STATED TASK: All of the lines below are to be transcribed faithfully, with pictures excluded from the copy.

----- EXCERPTED RECORDS -----

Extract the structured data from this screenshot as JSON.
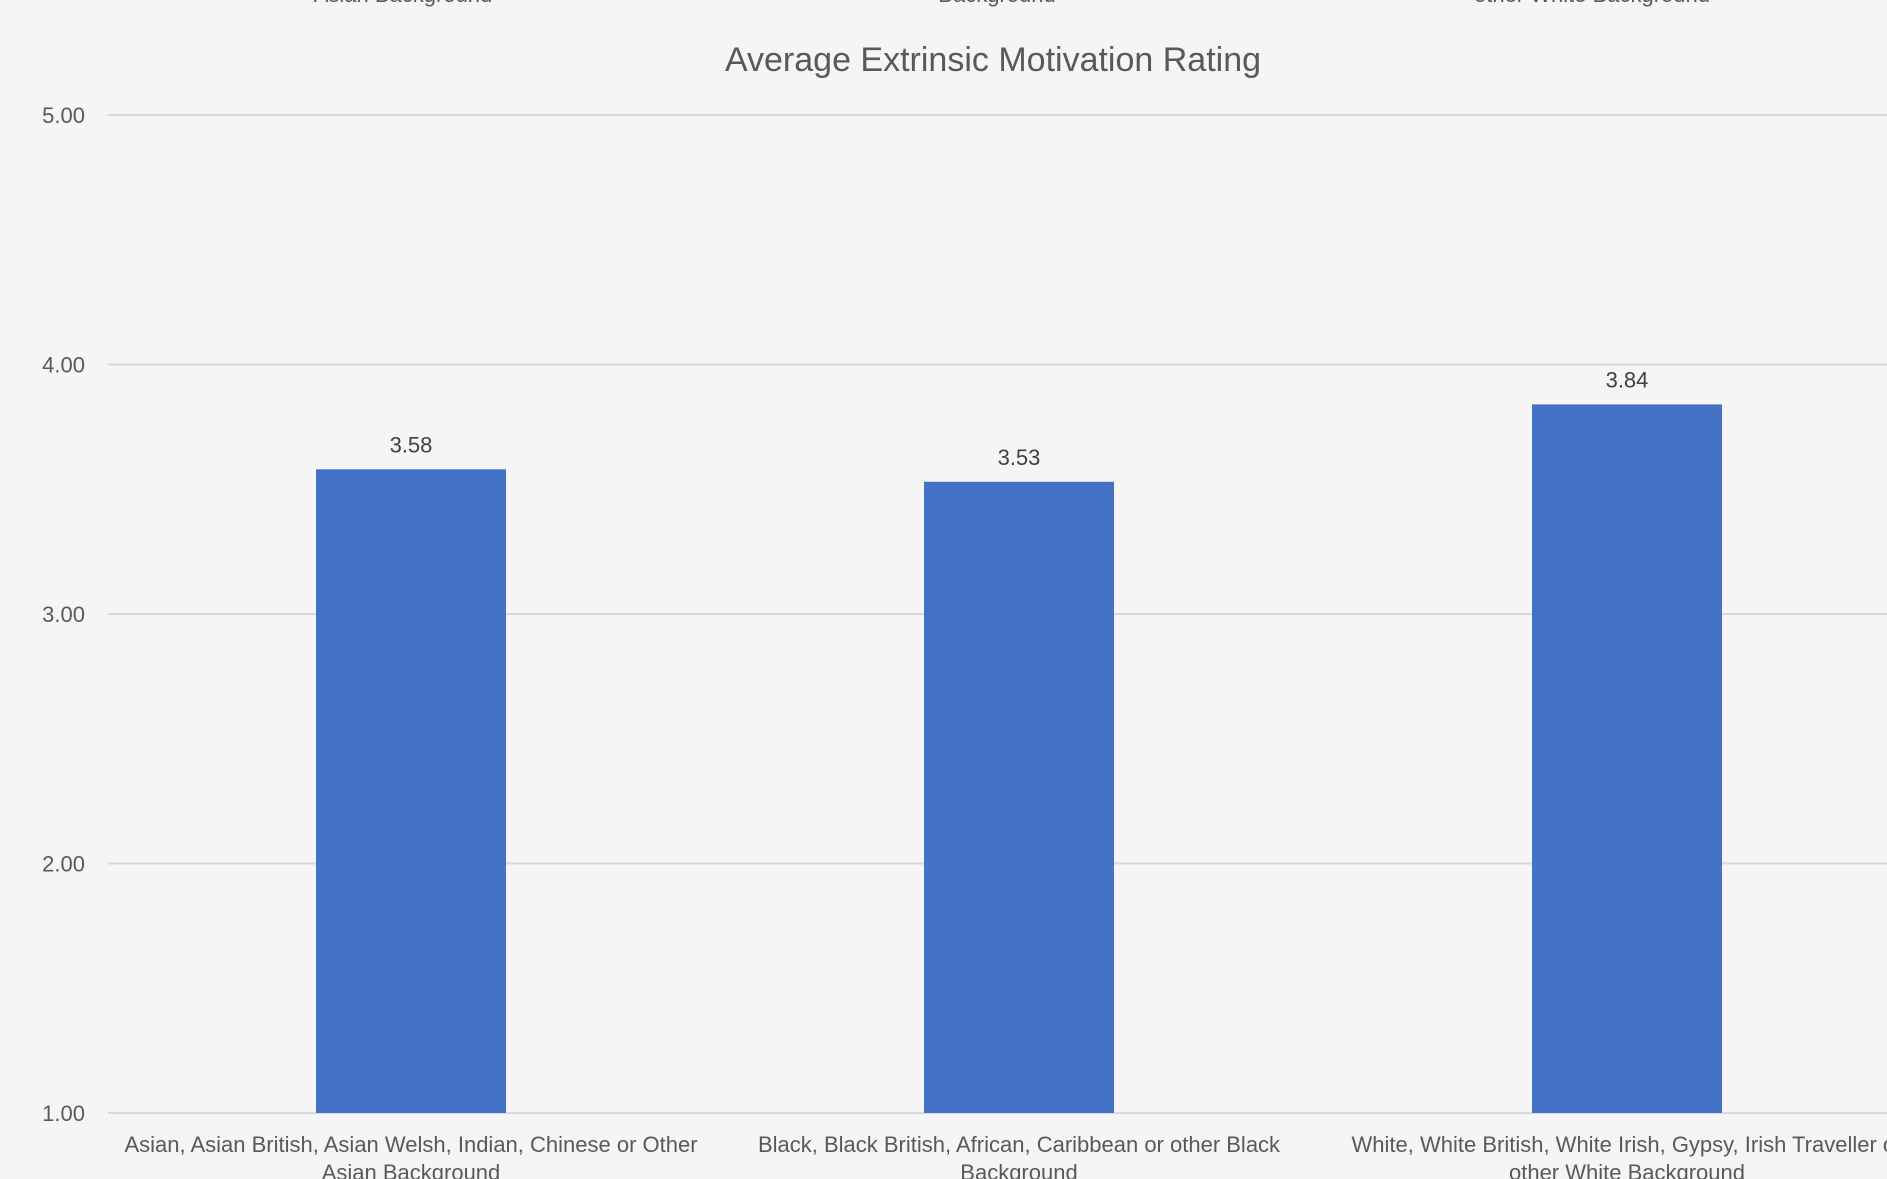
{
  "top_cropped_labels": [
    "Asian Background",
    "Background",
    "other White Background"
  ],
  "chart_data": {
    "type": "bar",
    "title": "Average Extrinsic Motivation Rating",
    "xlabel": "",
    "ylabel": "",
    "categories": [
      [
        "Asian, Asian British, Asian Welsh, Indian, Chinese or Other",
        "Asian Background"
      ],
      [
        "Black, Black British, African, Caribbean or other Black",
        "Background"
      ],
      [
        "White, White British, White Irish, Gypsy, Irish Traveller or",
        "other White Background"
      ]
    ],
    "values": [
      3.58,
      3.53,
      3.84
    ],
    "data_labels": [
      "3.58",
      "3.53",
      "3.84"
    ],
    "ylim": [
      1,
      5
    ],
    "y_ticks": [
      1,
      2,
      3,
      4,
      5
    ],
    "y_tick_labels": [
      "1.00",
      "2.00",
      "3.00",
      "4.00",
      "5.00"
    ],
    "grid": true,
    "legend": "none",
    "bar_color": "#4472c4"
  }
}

-----

SOLUTION TO THE EXERCISE:
Extract the structured data from this screenshot as JSON.
{
  "top_cropped_labels": [
    "Asian Background",
    "Background",
    "other White Background"
  ],
  "chart_data": {
    "type": "bar",
    "title": "Average Extrinsic Motivation Rating",
    "xlabel": "",
    "ylabel": "",
    "categories": [
      [
        "Asian, Asian British, Asian Welsh, Indian, Chinese or Other",
        "Asian Background"
      ],
      [
        "Black, Black British, African, Caribbean or other Black",
        "Background"
      ],
      [
        "White, White British, White Irish, Gypsy, Irish Traveller or",
        "other White Background"
      ]
    ],
    "values": [
      3.58,
      3.53,
      3.84
    ],
    "data_labels": [
      "3.58",
      "3.53",
      "3.84"
    ],
    "ylim": [
      1,
      5
    ],
    "y_ticks": [
      1,
      2,
      3,
      4,
      5
    ],
    "y_tick_labels": [
      "1.00",
      "2.00",
      "3.00",
      "4.00",
      "5.00"
    ],
    "grid": true,
    "legend": "none",
    "bar_color": "#4472c4"
  }
}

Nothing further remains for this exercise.